**Written request**
Reproduce every entry below precisely. Pictures are excluded from the copy.
·····
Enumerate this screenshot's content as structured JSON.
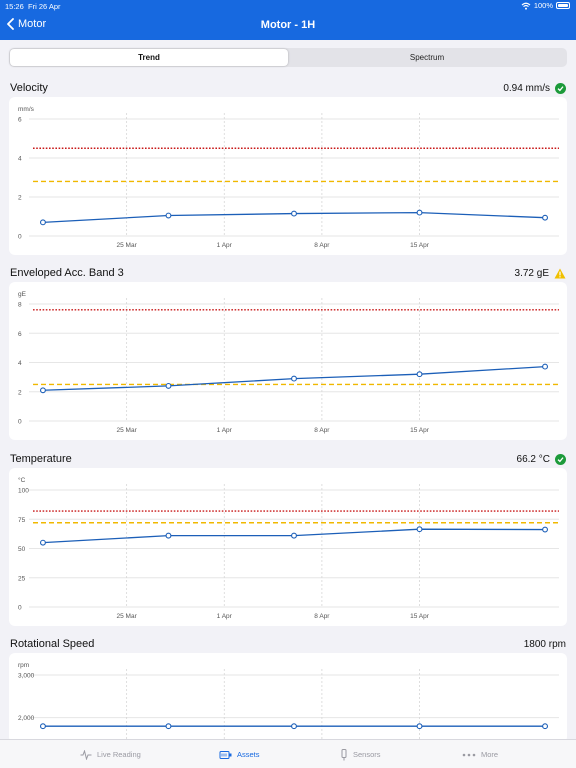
{
  "status_bar": {
    "time": "15:26",
    "date": "Fri 26 Apr",
    "battery": "100%",
    "battery_level": 1.0
  },
  "nav": {
    "back_label": "Motor",
    "title": "Motor - 1H"
  },
  "segments": {
    "trend": "Trend",
    "spectrum": "Spectrum",
    "selected": "Trend"
  },
  "sections": [
    {
      "title": "Velocity",
      "value": "0.94 mm/s",
      "status": "ok"
    },
    {
      "title": "Enveloped Acc. Band 3",
      "value": "3.72 gE",
      "status": "warning"
    },
    {
      "title": "Temperature",
      "value": "66.2 °C",
      "status": "ok"
    },
    {
      "title": "Rotational Speed",
      "value": "1800 rpm",
      "status": "none"
    }
  ],
  "colors": {
    "brand": "#1769e0",
    "line": "#1c5fb8",
    "alarm": "#c81818",
    "alert": "#f0b800",
    "ok": "#1c9a3a",
    "warning": "#f0c000"
  },
  "chart_data": [
    {
      "type": "line",
      "title": "Velocity",
      "ylabel": "mm/s",
      "ylim": [
        0,
        6
      ],
      "yticks": [
        0,
        2,
        4,
        6
      ],
      "ytick_labels": [
        "0",
        "2",
        "4",
        "6"
      ],
      "xlim": [
        "2024-03-18",
        "2024-04-25"
      ],
      "xtick_labels": [
        "25 Mar",
        "1 Apr",
        "8 Apr",
        "15 Apr"
      ],
      "xtick_dates": [
        "2024-03-25",
        "2024-04-01",
        "2024-04-08",
        "2024-04-15"
      ],
      "series": [
        {
          "x": [
            "2024-03-19",
            "2024-03-28",
            "2024-04-06",
            "2024-04-15",
            "2024-04-24"
          ],
          "y": [
            0.7,
            1.05,
            1.15,
            1.2,
            0.94
          ]
        }
      ],
      "thresholds": [
        {
          "kind": "alarm",
          "value": 4.5
        },
        {
          "kind": "alert",
          "value": 2.8
        }
      ],
      "grid": true
    },
    {
      "type": "line",
      "title": "Enveloped Acc. Band 3",
      "ylabel": "gE",
      "ylim": [
        0,
        8
      ],
      "yticks": [
        0,
        2,
        4,
        6,
        8
      ],
      "ytick_labels": [
        "0",
        "2",
        "4",
        "6",
        "8"
      ],
      "xlim": [
        "2024-03-18",
        "2024-04-25"
      ],
      "xtick_labels": [
        "25 Mar",
        "1 Apr",
        "8 Apr",
        "15 Apr"
      ],
      "xtick_dates": [
        "2024-03-25",
        "2024-04-01",
        "2024-04-08",
        "2024-04-15"
      ],
      "series": [
        {
          "x": [
            "2024-03-19",
            "2024-03-28",
            "2024-04-06",
            "2024-04-15",
            "2024-04-24"
          ],
          "y": [
            2.1,
            2.4,
            2.9,
            3.2,
            3.72
          ]
        }
      ],
      "thresholds": [
        {
          "kind": "alarm",
          "value": 7.6
        },
        {
          "kind": "alert",
          "value": 2.5
        }
      ],
      "grid": true
    },
    {
      "type": "line",
      "title": "Temperature",
      "ylabel": "°C",
      "ylim": [
        0,
        100
      ],
      "yticks": [
        0,
        25,
        50,
        75,
        100
      ],
      "ytick_labels": [
        "0",
        "25",
        "50",
        "75",
        "100"
      ],
      "xlim": [
        "2024-03-18",
        "2024-04-25"
      ],
      "xtick_labels": [
        "25 Mar",
        "1 Apr",
        "8 Apr",
        "15 Apr"
      ],
      "xtick_dates": [
        "2024-03-25",
        "2024-04-01",
        "2024-04-08",
        "2024-04-15"
      ],
      "series": [
        {
          "x": [
            "2024-03-19",
            "2024-03-28",
            "2024-04-06",
            "2024-04-15",
            "2024-04-24"
          ],
          "y": [
            55,
            61,
            61,
            66.5,
            66.2
          ]
        }
      ],
      "thresholds": [
        {
          "kind": "alarm",
          "value": 82
        },
        {
          "kind": "alert",
          "value": 72
        }
      ],
      "grid": true
    },
    {
      "type": "line",
      "title": "Rotational Speed",
      "ylabel": "rpm",
      "ylim": [
        1500,
        3000
      ],
      "yticks": [
        2000,
        3000
      ],
      "ytick_labels": [
        "2,000",
        "3,000"
      ],
      "xlim": [
        "2024-03-18",
        "2024-04-25"
      ],
      "xtick_labels": [],
      "xtick_dates": [
        "2024-03-25",
        "2024-04-01",
        "2024-04-08",
        "2024-04-15"
      ],
      "series": [
        {
          "x": [
            "2024-03-19",
            "2024-03-28",
            "2024-04-06",
            "2024-04-15",
            "2024-04-24"
          ],
          "y": [
            1800,
            1800,
            1800,
            1800,
            1800
          ]
        }
      ],
      "thresholds": [],
      "grid": true
    }
  ],
  "tabbar": {
    "items": [
      {
        "label": "Live Reading",
        "icon": "pulse-icon"
      },
      {
        "label": "Assets",
        "icon": "assets-icon",
        "active": true
      },
      {
        "label": "Sensors",
        "icon": "sensor-icon"
      },
      {
        "label": "More",
        "icon": "more-icon"
      }
    ]
  }
}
·····
**Finished task**
Enumerate this screenshot's content as structured JSON.
{
  "status_bar": {
    "time": "15:26",
    "date": "Fri 26 Apr",
    "battery": "100%",
    "battery_level": 1.0
  },
  "nav": {
    "back_label": "Motor",
    "title": "Motor - 1H"
  },
  "segments": {
    "trend": "Trend",
    "spectrum": "Spectrum",
    "selected": "Trend"
  },
  "sections": [
    {
      "title": "Velocity",
      "value": "0.94 mm/s",
      "status": "ok"
    },
    {
      "title": "Enveloped Acc. Band 3",
      "value": "3.72 gE",
      "status": "warning"
    },
    {
      "title": "Temperature",
      "value": "66.2 °C",
      "status": "ok"
    },
    {
      "title": "Rotational Speed",
      "value": "1800 rpm",
      "status": "none"
    }
  ],
  "colors": {
    "brand": "#1769e0",
    "line": "#1c5fb8",
    "alarm": "#c81818",
    "alert": "#f0b800",
    "ok": "#1c9a3a",
    "warning": "#f0c000"
  },
  "chart_data": [
    {
      "type": "line",
      "title": "Velocity",
      "ylabel": "mm/s",
      "ylim": [
        0,
        6
      ],
      "yticks": [
        0,
        2,
        4,
        6
      ],
      "ytick_labels": [
        "0",
        "2",
        "4",
        "6"
      ],
      "xlim": [
        "2024-03-18",
        "2024-04-25"
      ],
      "xtick_labels": [
        "25 Mar",
        "1 Apr",
        "8 Apr",
        "15 Apr"
      ],
      "xtick_dates": [
        "2024-03-25",
        "2024-04-01",
        "2024-04-08",
        "2024-04-15"
      ],
      "series": [
        {
          "x": [
            "2024-03-19",
            "2024-03-28",
            "2024-04-06",
            "2024-04-15",
            "2024-04-24"
          ],
          "y": [
            0.7,
            1.05,
            1.15,
            1.2,
            0.94
          ]
        }
      ],
      "thresholds": [
        {
          "kind": "alarm",
          "value": 4.5
        },
        {
          "kind": "alert",
          "value": 2.8
        }
      ],
      "grid": true
    },
    {
      "type": "line",
      "title": "Enveloped Acc. Band 3",
      "ylabel": "gE",
      "ylim": [
        0,
        8
      ],
      "yticks": [
        0,
        2,
        4,
        6,
        8
      ],
      "ytick_labels": [
        "0",
        "2",
        "4",
        "6",
        "8"
      ],
      "xlim": [
        "2024-03-18",
        "2024-04-25"
      ],
      "xtick_labels": [
        "25 Mar",
        "1 Apr",
        "8 Apr",
        "15 Apr"
      ],
      "xtick_dates": [
        "2024-03-25",
        "2024-04-01",
        "2024-04-08",
        "2024-04-15"
      ],
      "series": [
        {
          "x": [
            "2024-03-19",
            "2024-03-28",
            "2024-04-06",
            "2024-04-15",
            "2024-04-24"
          ],
          "y": [
            2.1,
            2.4,
            2.9,
            3.2,
            3.72
          ]
        }
      ],
      "thresholds": [
        {
          "kind": "alarm",
          "value": 7.6
        },
        {
          "kind": "alert",
          "value": 2.5
        }
      ],
      "grid": true
    },
    {
      "type": "line",
      "title": "Temperature",
      "ylabel": "°C",
      "ylim": [
        0,
        100
      ],
      "yticks": [
        0,
        25,
        50,
        75,
        100
      ],
      "ytick_labels": [
        "0",
        "25",
        "50",
        "75",
        "100"
      ],
      "xlim": [
        "2024-03-18",
        "2024-04-25"
      ],
      "xtick_labels": [
        "25 Mar",
        "1 Apr",
        "8 Apr",
        "15 Apr"
      ],
      "xtick_dates": [
        "2024-03-25",
        "2024-04-01",
        "2024-04-08",
        "2024-04-15"
      ],
      "series": [
        {
          "x": [
            "2024-03-19",
            "2024-03-28",
            "2024-04-06",
            "2024-04-15",
            "2024-04-24"
          ],
          "y": [
            55,
            61,
            61,
            66.5,
            66.2
          ]
        }
      ],
      "thresholds": [
        {
          "kind": "alarm",
          "value": 82
        },
        {
          "kind": "alert",
          "value": 72
        }
      ],
      "grid": true
    },
    {
      "type": "line",
      "title": "Rotational Speed",
      "ylabel": "rpm",
      "ylim": [
        1500,
        3000
      ],
      "yticks": [
        2000,
        3000
      ],
      "ytick_labels": [
        "2,000",
        "3,000"
      ],
      "xlim": [
        "2024-03-18",
        "2024-04-25"
      ],
      "xtick_labels": [],
      "xtick_dates": [
        "2024-03-25",
        "2024-04-01",
        "2024-04-08",
        "2024-04-15"
      ],
      "series": [
        {
          "x": [
            "2024-03-19",
            "2024-03-28",
            "2024-04-06",
            "2024-04-15",
            "2024-04-24"
          ],
          "y": [
            1800,
            1800,
            1800,
            1800,
            1800
          ]
        }
      ],
      "thresholds": [],
      "grid": true
    }
  ],
  "tabbar": {
    "items": [
      {
        "label": "Live Reading",
        "icon": "pulse-icon"
      },
      {
        "label": "Assets",
        "icon": "assets-icon",
        "active": true
      },
      {
        "label": "Sensors",
        "icon": "sensor-icon"
      },
      {
        "label": "More",
        "icon": "more-icon"
      }
    ]
  }
}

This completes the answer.